'''

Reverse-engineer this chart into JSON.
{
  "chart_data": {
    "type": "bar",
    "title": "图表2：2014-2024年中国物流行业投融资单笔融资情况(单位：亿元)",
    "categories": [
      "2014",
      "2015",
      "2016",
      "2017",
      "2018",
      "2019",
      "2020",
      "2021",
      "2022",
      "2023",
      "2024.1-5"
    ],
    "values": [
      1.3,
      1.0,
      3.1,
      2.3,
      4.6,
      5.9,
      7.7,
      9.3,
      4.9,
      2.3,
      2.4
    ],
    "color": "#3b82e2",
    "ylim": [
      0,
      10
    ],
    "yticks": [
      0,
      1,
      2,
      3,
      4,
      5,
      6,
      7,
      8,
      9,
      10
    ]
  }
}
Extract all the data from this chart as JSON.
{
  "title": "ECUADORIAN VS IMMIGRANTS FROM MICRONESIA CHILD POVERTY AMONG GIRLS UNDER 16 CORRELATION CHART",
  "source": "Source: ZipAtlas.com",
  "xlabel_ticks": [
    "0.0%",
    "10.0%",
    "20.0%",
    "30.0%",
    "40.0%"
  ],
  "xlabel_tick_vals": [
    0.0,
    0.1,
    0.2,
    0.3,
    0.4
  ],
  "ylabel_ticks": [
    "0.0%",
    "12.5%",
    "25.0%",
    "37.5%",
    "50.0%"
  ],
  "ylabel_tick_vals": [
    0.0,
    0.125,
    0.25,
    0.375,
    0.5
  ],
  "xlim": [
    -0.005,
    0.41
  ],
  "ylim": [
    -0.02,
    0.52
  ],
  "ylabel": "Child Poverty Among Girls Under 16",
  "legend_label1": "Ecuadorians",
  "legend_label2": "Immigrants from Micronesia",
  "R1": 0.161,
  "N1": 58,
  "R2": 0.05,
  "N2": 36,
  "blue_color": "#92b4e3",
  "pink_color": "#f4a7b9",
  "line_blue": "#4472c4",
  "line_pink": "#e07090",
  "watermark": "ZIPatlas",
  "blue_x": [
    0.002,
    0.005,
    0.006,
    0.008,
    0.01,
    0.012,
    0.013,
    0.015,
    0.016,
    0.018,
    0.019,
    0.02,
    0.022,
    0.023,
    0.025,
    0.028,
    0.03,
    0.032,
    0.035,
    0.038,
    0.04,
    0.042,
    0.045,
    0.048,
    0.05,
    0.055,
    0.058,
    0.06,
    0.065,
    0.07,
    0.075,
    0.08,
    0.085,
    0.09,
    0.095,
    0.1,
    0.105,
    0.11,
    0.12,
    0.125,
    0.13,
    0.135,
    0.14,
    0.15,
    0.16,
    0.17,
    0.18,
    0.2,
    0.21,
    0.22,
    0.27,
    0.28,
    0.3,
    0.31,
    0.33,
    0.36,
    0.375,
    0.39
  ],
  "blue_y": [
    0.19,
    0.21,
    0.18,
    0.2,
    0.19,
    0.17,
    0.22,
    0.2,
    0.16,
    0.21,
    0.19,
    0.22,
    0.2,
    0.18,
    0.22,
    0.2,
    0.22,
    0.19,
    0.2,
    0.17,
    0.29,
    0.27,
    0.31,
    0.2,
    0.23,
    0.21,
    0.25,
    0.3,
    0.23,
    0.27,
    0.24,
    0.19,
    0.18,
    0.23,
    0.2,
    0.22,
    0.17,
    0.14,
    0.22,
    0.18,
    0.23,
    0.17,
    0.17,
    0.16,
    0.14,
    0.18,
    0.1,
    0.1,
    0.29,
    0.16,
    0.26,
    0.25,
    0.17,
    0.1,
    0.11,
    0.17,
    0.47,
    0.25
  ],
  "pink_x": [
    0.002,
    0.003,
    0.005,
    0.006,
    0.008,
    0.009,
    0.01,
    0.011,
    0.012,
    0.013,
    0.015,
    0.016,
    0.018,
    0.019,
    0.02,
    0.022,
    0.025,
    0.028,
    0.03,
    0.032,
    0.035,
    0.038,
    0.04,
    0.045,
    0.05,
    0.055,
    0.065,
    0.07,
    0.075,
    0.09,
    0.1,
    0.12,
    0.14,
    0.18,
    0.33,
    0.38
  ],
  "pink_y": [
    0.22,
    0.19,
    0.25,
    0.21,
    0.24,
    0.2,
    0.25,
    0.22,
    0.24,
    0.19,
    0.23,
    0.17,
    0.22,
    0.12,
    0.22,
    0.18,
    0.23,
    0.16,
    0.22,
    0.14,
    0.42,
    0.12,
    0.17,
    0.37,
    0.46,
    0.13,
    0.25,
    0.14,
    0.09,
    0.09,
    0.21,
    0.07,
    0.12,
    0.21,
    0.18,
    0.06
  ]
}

'''

> [WORK TO BE COMPLETED] Extract all of the data exactly as written.

> [CORRECT ANSWER]
Reverse-engineer this chart into JSON.
{
  "chart_data": {
    "type": "bar",
    "title": "图表2：2014-2024年中国物流行业投融资单笔融资情况(单位：亿元)",
    "categories": [
      "2014",
      "2015",
      "2016",
      "2017",
      "2018",
      "2019",
      "2020",
      "2021",
      "2022",
      "2023",
      "2024.1-5"
    ],
    "values": [
      1.3,
      1.0,
      3.1,
      2.3,
      4.6,
      5.9,
      7.7,
      9.3,
      4.9,
      2.3,
      2.4
    ],
    "color": "#3b82e2",
    "ylim": [
      0,
      10
    ],
    "yticks": [
      0,
      1,
      2,
      3,
      4,
      5,
      6,
      7,
      8,
      9,
      10
    ]
  }
}
Extract all the data from this chart as JSON.
{
  "title": "ECUADORIAN VS IMMIGRANTS FROM MICRONESIA CHILD POVERTY AMONG GIRLS UNDER 16 CORRELATION CHART",
  "source": "Source: ZipAtlas.com",
  "xlabel_ticks": [
    "0.0%",
    "10.0%",
    "20.0%",
    "30.0%",
    "40.0%"
  ],
  "xlabel_tick_vals": [
    0.0,
    0.1,
    0.2,
    0.3,
    0.4
  ],
  "ylabel_ticks": [
    "0.0%",
    "12.5%",
    "25.0%",
    "37.5%",
    "50.0%"
  ],
  "ylabel_tick_vals": [
    0.0,
    0.125,
    0.25,
    0.375,
    0.5
  ],
  "xlim": [
    -0.005,
    0.41
  ],
  "ylim": [
    -0.02,
    0.52
  ],
  "ylabel": "Child Poverty Among Girls Under 16",
  "legend_label1": "Ecuadorians",
  "legend_label2": "Immigrants from Micronesia",
  "R1": 0.161,
  "N1": 58,
  "R2": 0.05,
  "N2": 36,
  "blue_color": "#92b4e3",
  "pink_color": "#f4a7b9",
  "line_blue": "#4472c4",
  "line_pink": "#e07090",
  "watermark": "ZIPatlas",
  "blue_x": [
    0.002,
    0.005,
    0.006,
    0.008,
    0.01,
    0.012,
    0.013,
    0.015,
    0.016,
    0.018,
    0.019,
    0.02,
    0.022,
    0.023,
    0.025,
    0.028,
    0.03,
    0.032,
    0.035,
    0.038,
    0.04,
    0.042,
    0.045,
    0.048,
    0.05,
    0.055,
    0.058,
    0.06,
    0.065,
    0.07,
    0.075,
    0.08,
    0.085,
    0.09,
    0.095,
    0.1,
    0.105,
    0.11,
    0.12,
    0.125,
    0.13,
    0.135,
    0.14,
    0.15,
    0.16,
    0.17,
    0.18,
    0.2,
    0.21,
    0.22,
    0.27,
    0.28,
    0.3,
    0.31,
    0.33,
    0.36,
    0.375,
    0.39
  ],
  "blue_y": [
    0.19,
    0.21,
    0.18,
    0.2,
    0.19,
    0.17,
    0.22,
    0.2,
    0.16,
    0.21,
    0.19,
    0.22,
    0.2,
    0.18,
    0.22,
    0.2,
    0.22,
    0.19,
    0.2,
    0.17,
    0.29,
    0.27,
    0.31,
    0.2,
    0.23,
    0.21,
    0.25,
    0.3,
    0.23,
    0.27,
    0.24,
    0.19,
    0.18,
    0.23,
    0.2,
    0.22,
    0.17,
    0.14,
    0.22,
    0.18,
    0.23,
    0.17,
    0.17,
    0.16,
    0.14,
    0.18,
    0.1,
    0.1,
    0.29,
    0.16,
    0.26,
    0.25,
    0.17,
    0.1,
    0.11,
    0.17,
    0.47,
    0.25
  ],
  "pink_x": [
    0.002,
    0.003,
    0.005,
    0.006,
    0.008,
    0.009,
    0.01,
    0.011,
    0.012,
    0.013,
    0.015,
    0.016,
    0.018,
    0.019,
    0.02,
    0.022,
    0.025,
    0.028,
    0.03,
    0.032,
    0.035,
    0.038,
    0.04,
    0.045,
    0.05,
    0.055,
    0.065,
    0.07,
    0.075,
    0.09,
    0.1,
    0.12,
    0.14,
    0.18,
    0.33,
    0.38
  ],
  "pink_y": [
    0.22,
    0.19,
    0.25,
    0.21,
    0.24,
    0.2,
    0.25,
    0.22,
    0.24,
    0.19,
    0.23,
    0.17,
    0.22,
    0.12,
    0.22,
    0.18,
    0.23,
    0.16,
    0.22,
    0.14,
    0.42,
    0.12,
    0.17,
    0.37,
    0.46,
    0.13,
    0.25,
    0.14,
    0.09,
    0.09,
    0.21,
    0.07,
    0.12,
    0.21,
    0.18,
    0.06
  ]
}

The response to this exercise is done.